Provided information →
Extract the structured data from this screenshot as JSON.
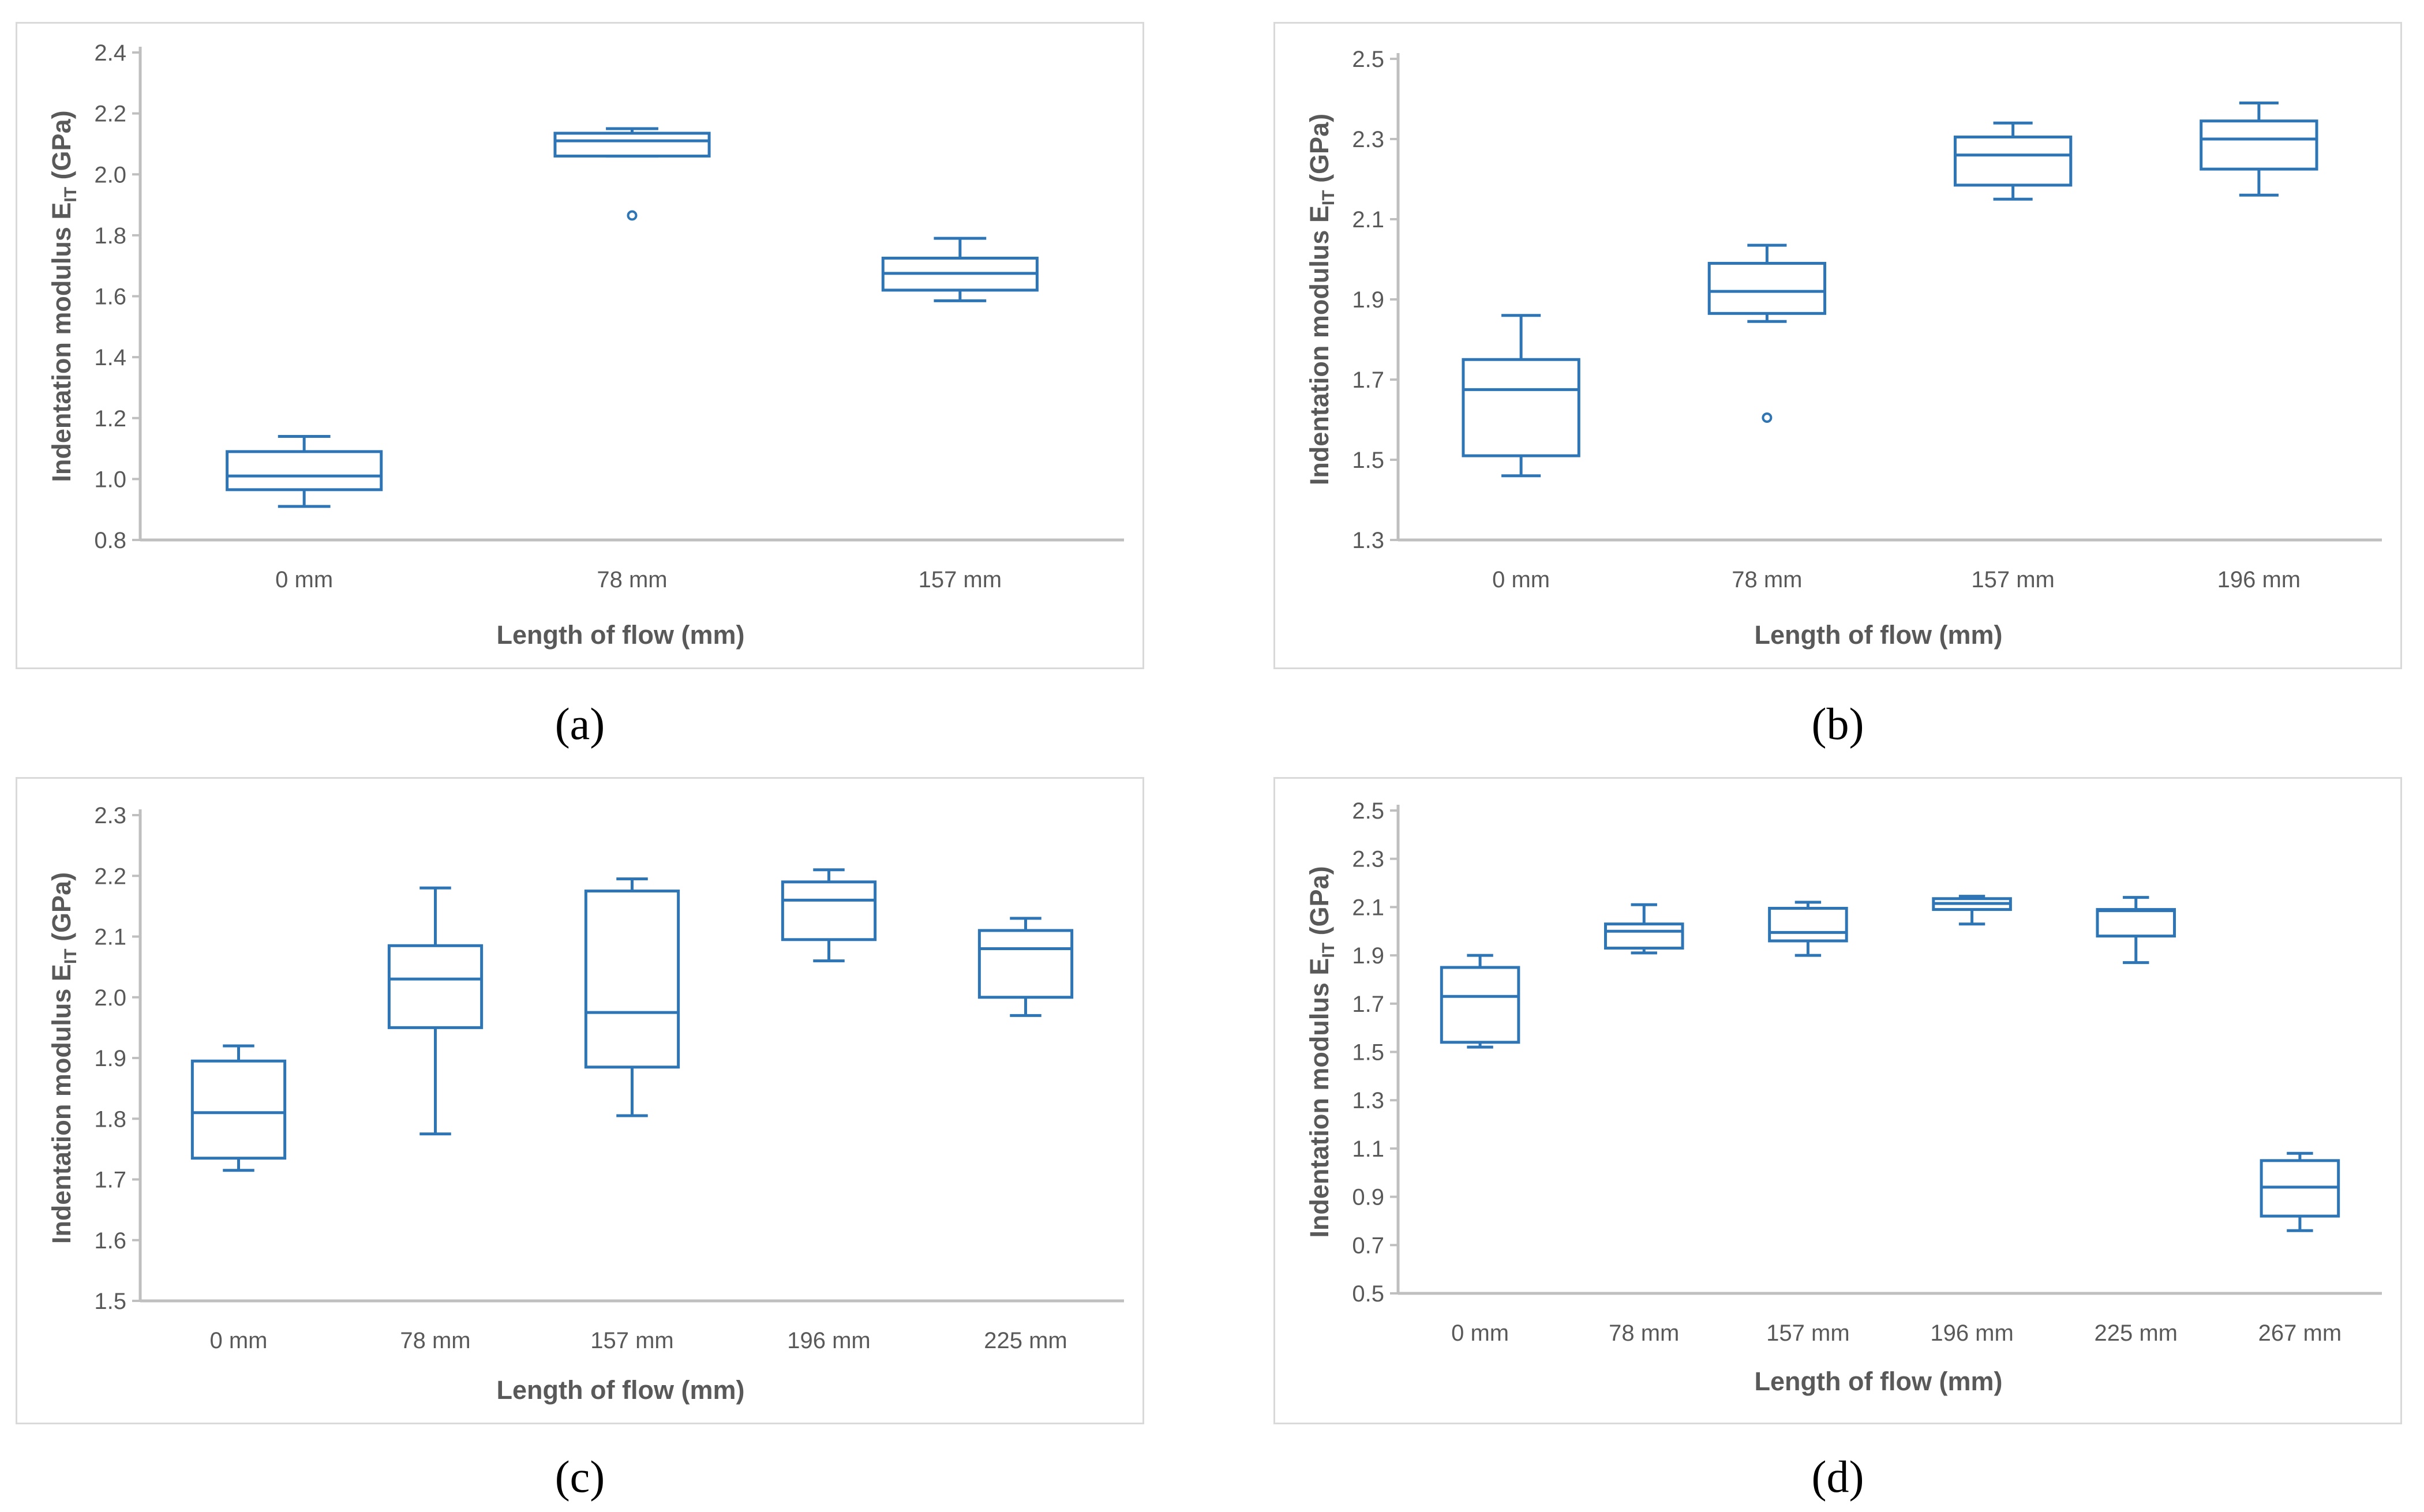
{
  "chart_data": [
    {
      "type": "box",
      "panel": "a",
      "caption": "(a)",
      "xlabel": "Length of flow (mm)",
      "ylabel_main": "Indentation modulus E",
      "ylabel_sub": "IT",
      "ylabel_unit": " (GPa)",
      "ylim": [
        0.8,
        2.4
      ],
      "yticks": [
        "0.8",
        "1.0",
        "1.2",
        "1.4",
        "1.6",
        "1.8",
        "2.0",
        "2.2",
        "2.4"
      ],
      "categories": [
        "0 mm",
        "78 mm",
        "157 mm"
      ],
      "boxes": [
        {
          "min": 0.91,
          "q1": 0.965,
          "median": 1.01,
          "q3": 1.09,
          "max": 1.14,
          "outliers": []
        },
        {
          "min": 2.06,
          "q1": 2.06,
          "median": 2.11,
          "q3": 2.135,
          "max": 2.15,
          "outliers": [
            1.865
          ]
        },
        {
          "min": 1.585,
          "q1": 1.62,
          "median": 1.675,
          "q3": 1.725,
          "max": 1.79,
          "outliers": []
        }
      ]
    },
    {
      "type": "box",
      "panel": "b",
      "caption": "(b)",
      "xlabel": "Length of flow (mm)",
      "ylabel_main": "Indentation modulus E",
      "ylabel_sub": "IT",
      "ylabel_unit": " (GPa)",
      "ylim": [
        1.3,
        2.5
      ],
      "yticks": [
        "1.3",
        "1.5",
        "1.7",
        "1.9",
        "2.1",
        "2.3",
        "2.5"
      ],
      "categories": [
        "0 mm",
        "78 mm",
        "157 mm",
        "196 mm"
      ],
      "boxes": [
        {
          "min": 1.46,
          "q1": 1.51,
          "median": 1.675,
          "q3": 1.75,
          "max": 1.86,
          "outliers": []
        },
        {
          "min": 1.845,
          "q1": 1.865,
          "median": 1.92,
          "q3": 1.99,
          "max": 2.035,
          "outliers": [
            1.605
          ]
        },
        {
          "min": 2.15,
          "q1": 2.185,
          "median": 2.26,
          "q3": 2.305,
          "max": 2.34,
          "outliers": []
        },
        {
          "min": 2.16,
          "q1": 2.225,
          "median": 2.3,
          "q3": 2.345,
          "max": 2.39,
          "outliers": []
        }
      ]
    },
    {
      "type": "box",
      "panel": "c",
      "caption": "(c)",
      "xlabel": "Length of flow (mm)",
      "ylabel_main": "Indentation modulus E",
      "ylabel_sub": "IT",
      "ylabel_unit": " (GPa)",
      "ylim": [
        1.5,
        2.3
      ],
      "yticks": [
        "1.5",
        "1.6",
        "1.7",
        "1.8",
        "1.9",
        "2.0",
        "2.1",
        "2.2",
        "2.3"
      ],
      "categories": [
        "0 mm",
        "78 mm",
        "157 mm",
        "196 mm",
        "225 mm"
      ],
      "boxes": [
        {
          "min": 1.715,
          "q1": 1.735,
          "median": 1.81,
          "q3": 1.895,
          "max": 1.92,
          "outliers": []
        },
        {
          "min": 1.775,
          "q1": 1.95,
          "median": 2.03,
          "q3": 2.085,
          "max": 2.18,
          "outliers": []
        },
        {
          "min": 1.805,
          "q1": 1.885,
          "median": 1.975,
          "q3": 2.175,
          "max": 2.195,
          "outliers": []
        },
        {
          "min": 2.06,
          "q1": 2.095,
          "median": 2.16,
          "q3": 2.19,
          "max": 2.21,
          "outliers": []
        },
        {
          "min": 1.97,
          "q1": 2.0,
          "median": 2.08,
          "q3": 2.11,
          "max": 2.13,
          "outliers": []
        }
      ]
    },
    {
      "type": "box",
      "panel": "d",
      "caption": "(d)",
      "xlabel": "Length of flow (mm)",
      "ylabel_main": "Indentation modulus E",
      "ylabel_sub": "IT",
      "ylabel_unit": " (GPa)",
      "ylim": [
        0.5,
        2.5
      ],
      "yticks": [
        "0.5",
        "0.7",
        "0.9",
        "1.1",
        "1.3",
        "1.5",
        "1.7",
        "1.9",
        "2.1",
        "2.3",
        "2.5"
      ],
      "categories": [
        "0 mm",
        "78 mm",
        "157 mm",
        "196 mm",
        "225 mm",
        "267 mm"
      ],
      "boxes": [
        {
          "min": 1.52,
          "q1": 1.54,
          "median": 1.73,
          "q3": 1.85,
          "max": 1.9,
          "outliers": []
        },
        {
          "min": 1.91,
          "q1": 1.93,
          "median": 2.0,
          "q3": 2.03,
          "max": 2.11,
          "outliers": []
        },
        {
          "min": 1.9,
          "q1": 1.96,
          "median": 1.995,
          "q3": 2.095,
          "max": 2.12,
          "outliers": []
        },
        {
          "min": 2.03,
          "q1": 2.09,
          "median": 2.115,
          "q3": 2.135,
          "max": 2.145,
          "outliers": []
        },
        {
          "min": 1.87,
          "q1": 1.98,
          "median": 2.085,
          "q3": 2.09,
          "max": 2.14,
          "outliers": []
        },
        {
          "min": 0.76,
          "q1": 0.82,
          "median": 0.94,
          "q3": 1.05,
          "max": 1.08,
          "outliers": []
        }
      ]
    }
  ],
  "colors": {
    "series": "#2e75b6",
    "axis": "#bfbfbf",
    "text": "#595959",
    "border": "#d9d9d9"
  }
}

...

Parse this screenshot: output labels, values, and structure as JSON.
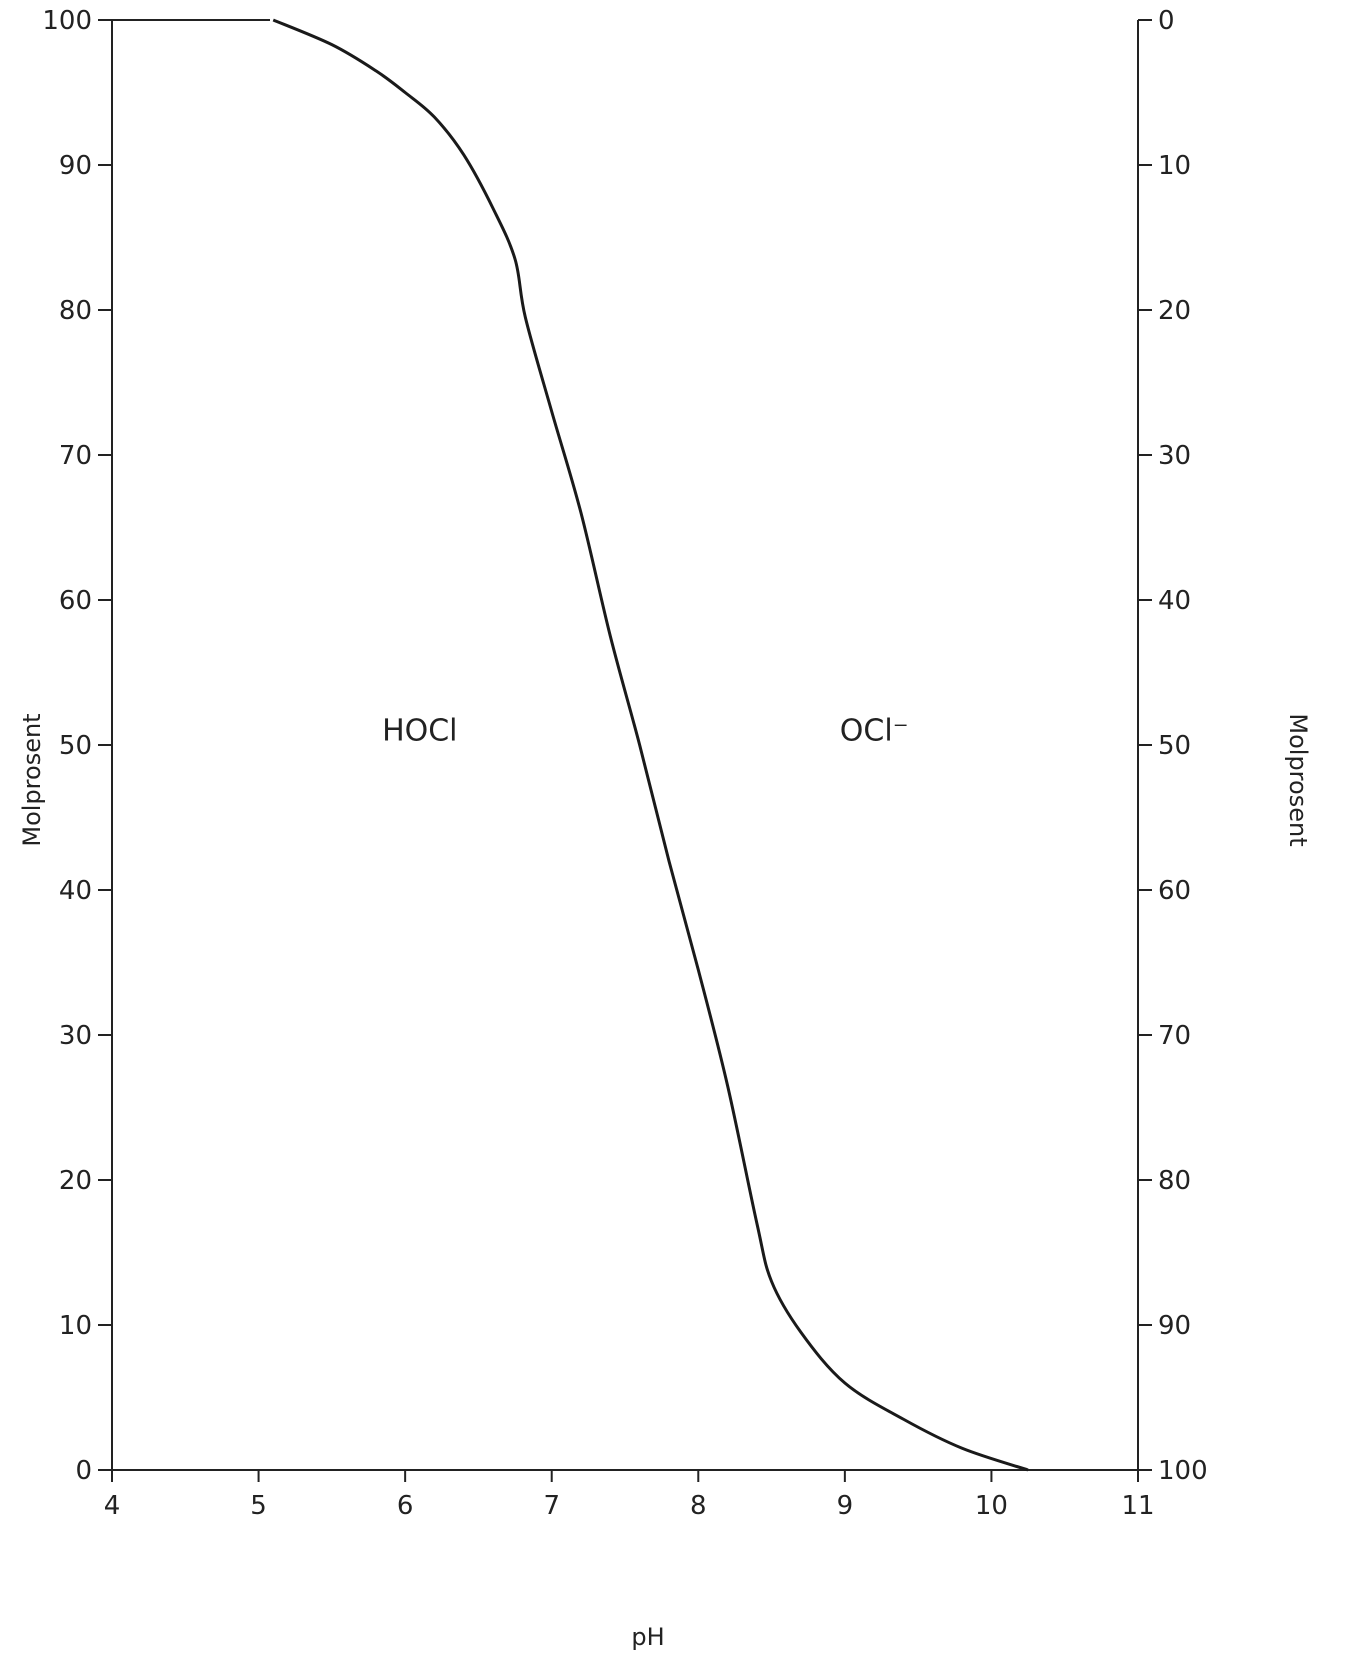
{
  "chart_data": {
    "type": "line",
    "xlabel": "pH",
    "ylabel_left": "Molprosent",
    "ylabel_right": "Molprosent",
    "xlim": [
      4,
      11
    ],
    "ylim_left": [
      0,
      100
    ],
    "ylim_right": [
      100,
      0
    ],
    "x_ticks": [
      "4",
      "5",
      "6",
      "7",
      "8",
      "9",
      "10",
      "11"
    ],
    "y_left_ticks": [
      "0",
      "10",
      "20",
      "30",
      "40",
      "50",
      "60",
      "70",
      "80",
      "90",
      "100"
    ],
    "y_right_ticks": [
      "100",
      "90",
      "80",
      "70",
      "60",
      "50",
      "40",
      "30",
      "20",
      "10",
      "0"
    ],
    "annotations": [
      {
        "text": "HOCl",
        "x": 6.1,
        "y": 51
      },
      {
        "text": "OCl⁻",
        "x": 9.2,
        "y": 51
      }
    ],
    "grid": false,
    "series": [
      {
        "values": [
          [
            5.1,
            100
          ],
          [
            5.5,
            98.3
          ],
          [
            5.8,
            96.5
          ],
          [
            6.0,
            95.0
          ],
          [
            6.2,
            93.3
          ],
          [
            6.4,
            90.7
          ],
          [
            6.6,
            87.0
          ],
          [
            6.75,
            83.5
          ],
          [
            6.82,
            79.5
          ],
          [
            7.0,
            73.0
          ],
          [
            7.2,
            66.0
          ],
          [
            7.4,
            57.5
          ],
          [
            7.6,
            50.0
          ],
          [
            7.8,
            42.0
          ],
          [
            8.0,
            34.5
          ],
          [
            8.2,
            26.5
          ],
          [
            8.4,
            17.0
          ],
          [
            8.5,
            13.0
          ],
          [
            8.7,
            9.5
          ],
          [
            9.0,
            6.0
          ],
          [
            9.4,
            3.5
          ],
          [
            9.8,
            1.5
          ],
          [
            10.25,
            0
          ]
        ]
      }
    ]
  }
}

==

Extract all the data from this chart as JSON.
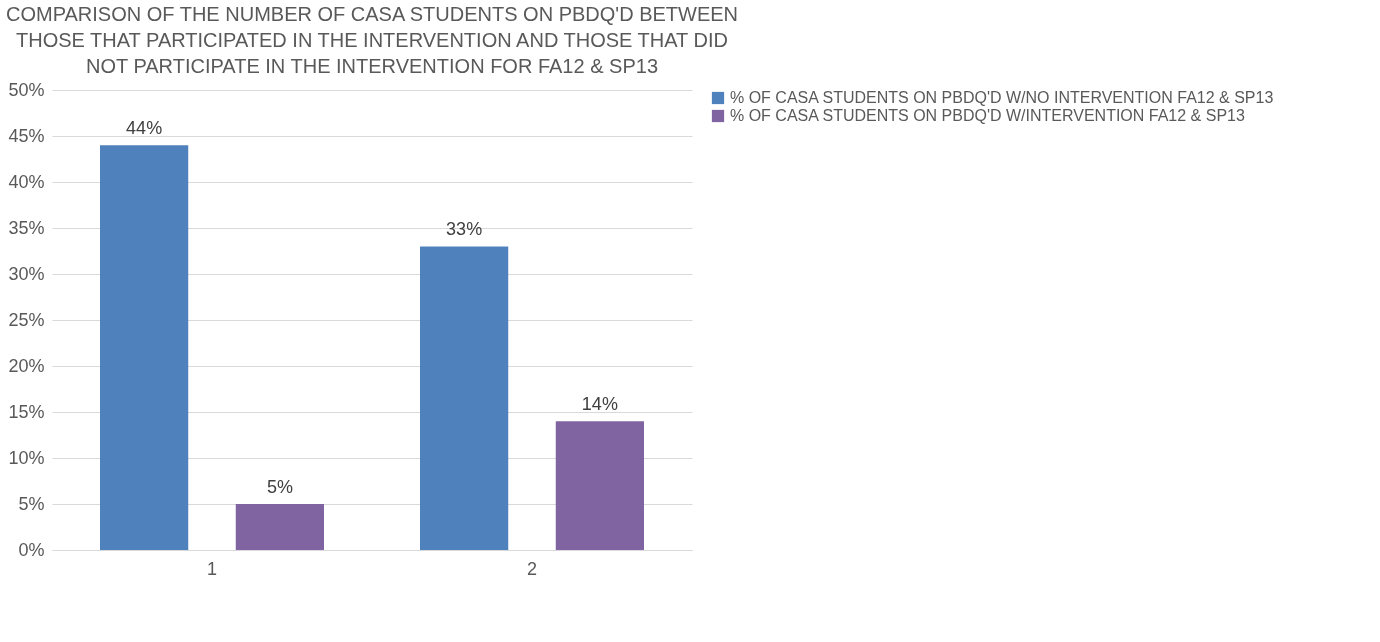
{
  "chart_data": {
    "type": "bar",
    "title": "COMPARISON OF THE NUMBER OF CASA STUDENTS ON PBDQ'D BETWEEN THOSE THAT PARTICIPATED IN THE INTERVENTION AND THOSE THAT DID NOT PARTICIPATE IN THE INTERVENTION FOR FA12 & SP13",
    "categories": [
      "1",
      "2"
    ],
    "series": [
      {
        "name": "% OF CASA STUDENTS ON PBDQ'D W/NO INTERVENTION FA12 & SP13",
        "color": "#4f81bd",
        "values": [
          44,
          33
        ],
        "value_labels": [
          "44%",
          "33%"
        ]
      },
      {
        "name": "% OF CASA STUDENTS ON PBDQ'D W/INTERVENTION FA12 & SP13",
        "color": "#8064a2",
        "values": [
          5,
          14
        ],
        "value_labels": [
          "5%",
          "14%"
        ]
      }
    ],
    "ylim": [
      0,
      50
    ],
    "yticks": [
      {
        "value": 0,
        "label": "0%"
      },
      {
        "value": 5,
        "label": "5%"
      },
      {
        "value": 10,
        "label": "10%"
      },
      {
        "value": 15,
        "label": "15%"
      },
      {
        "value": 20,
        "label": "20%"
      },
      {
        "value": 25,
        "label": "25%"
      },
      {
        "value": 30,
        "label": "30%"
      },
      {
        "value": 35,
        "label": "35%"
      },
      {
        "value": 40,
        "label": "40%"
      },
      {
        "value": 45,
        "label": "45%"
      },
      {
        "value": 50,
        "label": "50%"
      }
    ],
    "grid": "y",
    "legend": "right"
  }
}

Problem to solve →
Each line in the material either holds the string "CASA" or does not. State how many do, and nothing else.

Written answer →
3